Copy the items below word for word, from the very first line through the line that contains "- wind-barb: [556, 392, 572, 403]", including both ends.

=== The input ===

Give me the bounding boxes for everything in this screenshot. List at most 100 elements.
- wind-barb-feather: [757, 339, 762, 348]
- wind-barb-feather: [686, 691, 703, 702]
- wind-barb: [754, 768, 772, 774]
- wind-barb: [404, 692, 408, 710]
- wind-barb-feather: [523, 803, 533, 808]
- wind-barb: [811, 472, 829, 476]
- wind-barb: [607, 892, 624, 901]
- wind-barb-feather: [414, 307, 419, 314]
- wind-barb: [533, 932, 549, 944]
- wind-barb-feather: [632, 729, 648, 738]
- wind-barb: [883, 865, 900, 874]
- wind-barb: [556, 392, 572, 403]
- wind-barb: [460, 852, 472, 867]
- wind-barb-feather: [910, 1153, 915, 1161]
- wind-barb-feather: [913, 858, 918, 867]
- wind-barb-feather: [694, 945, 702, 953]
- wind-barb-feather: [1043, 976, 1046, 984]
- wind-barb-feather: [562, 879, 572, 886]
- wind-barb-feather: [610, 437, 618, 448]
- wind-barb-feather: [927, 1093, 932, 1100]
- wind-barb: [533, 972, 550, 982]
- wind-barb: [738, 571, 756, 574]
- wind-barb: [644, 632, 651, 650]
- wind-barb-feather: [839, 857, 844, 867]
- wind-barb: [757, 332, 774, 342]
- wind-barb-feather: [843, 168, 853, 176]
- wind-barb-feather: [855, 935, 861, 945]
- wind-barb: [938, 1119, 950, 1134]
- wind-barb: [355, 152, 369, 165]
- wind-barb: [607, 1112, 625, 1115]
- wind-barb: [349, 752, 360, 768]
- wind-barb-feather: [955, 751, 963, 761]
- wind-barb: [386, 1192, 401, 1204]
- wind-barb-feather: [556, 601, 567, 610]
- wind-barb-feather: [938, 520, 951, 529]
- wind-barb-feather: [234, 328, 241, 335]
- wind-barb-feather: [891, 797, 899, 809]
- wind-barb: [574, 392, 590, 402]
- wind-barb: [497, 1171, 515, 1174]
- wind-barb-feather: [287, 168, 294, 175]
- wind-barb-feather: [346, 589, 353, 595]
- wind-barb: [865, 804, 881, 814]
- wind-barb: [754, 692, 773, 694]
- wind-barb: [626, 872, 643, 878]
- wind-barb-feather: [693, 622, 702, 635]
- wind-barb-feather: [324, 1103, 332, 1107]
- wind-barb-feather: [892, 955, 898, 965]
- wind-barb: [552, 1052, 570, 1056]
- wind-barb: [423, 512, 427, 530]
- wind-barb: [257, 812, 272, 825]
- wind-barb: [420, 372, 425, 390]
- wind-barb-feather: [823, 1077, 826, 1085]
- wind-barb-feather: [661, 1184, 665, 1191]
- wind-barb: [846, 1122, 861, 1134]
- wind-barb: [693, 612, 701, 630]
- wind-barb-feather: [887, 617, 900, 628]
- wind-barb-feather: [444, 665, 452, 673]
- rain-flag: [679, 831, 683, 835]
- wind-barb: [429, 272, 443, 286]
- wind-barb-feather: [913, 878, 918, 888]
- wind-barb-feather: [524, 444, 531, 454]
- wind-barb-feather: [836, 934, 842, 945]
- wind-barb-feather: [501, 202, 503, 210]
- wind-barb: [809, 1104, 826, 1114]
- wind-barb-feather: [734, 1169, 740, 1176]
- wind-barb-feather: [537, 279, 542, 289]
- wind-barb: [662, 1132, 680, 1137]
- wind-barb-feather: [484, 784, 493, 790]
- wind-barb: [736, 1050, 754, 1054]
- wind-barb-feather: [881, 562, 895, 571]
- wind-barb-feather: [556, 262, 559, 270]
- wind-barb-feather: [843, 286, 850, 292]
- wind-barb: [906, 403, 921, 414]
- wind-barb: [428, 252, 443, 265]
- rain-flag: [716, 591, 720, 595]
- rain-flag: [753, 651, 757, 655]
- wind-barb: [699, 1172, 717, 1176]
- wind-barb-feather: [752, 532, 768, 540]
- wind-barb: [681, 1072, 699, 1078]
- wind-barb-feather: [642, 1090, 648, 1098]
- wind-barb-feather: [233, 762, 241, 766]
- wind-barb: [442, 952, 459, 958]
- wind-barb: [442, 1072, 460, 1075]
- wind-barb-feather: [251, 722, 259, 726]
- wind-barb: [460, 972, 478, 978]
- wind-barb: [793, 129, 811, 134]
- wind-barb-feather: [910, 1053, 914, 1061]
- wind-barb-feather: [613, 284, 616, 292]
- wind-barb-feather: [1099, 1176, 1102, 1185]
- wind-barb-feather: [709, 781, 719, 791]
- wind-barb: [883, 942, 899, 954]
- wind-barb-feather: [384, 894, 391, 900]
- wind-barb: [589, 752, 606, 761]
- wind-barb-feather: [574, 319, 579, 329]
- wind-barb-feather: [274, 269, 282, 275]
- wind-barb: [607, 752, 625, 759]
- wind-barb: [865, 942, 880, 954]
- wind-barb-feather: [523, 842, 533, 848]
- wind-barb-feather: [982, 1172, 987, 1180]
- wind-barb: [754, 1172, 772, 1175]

===

● The reply
Give me the bounding boxes for everything in this screenshot. List at most 100 elements.
- wind-barb-feather: [757, 339, 762, 348]
- wind-barb-feather: [686, 691, 703, 702]
- wind-barb: [754, 768, 772, 774]
- wind-barb: [404, 692, 408, 710]
- wind-barb-feather: [523, 803, 533, 808]
- wind-barb: [811, 472, 829, 476]
- wind-barb: [607, 892, 624, 901]
- wind-barb-feather: [414, 307, 419, 314]
- wind-barb: [533, 932, 549, 944]
- wind-barb-feather: [632, 729, 648, 738]
- wind-barb: [883, 865, 900, 874]
- wind-barb: [556, 392, 572, 403]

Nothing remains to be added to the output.